Skip all pictures, then print the remaining material exactly.

Extracted data entries:
::::::::
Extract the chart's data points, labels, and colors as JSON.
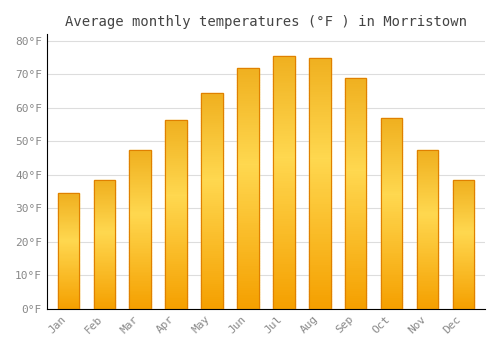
{
  "title": "Average monthly temperatures (°F ) in Morristown",
  "months": [
    "Jan",
    "Feb",
    "Mar",
    "Apr",
    "May",
    "Jun",
    "Jul",
    "Aug",
    "Sep",
    "Oct",
    "Nov",
    "Dec"
  ],
  "values": [
    34.5,
    38.5,
    47.5,
    56.5,
    64.5,
    72.0,
    75.5,
    75.0,
    69.0,
    57.0,
    47.5,
    38.5
  ],
  "bar_color_bottom": "#F5A000",
  "bar_color_mid": "#FFD060",
  "bar_color_top": "#FFB820",
  "background_color": "#FFFFFF",
  "grid_color": "#DDDDDD",
  "title_color": "#444444",
  "tick_label_color": "#888888",
  "ylim": [
    0,
    82
  ],
  "yticks": [
    0,
    10,
    20,
    30,
    40,
    50,
    60,
    70,
    80
  ],
  "ytick_labels": [
    "0°F",
    "10°F",
    "20°F",
    "30°F",
    "40°F",
    "50°F",
    "60°F",
    "70°F",
    "80°F"
  ],
  "title_fontsize": 10,
  "tick_fontsize": 8,
  "font_family": "monospace",
  "bar_width": 0.6
}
::::::::
[SOLUTION TO THE EXERCISE]
Extract the chart's data points, labels, and colors as JSON.
{
  "title": "Average monthly temperatures (°F ) in Morristown",
  "months": [
    "Jan",
    "Feb",
    "Mar",
    "Apr",
    "May",
    "Jun",
    "Jul",
    "Aug",
    "Sep",
    "Oct",
    "Nov",
    "Dec"
  ],
  "values": [
    34.5,
    38.5,
    47.5,
    56.5,
    64.5,
    72.0,
    75.5,
    75.0,
    69.0,
    57.0,
    47.5,
    38.5
  ],
  "bar_color_bottom": "#F5A000",
  "bar_color_mid": "#FFD060",
  "bar_color_top": "#FFB820",
  "background_color": "#FFFFFF",
  "grid_color": "#DDDDDD",
  "title_color": "#444444",
  "tick_label_color": "#888888",
  "ylim": [
    0,
    82
  ],
  "yticks": [
    0,
    10,
    20,
    30,
    40,
    50,
    60,
    70,
    80
  ],
  "ytick_labels": [
    "0°F",
    "10°F",
    "20°F",
    "30°F",
    "40°F",
    "50°F",
    "60°F",
    "70°F",
    "80°F"
  ],
  "title_fontsize": 10,
  "tick_fontsize": 8,
  "font_family": "monospace",
  "bar_width": 0.6
}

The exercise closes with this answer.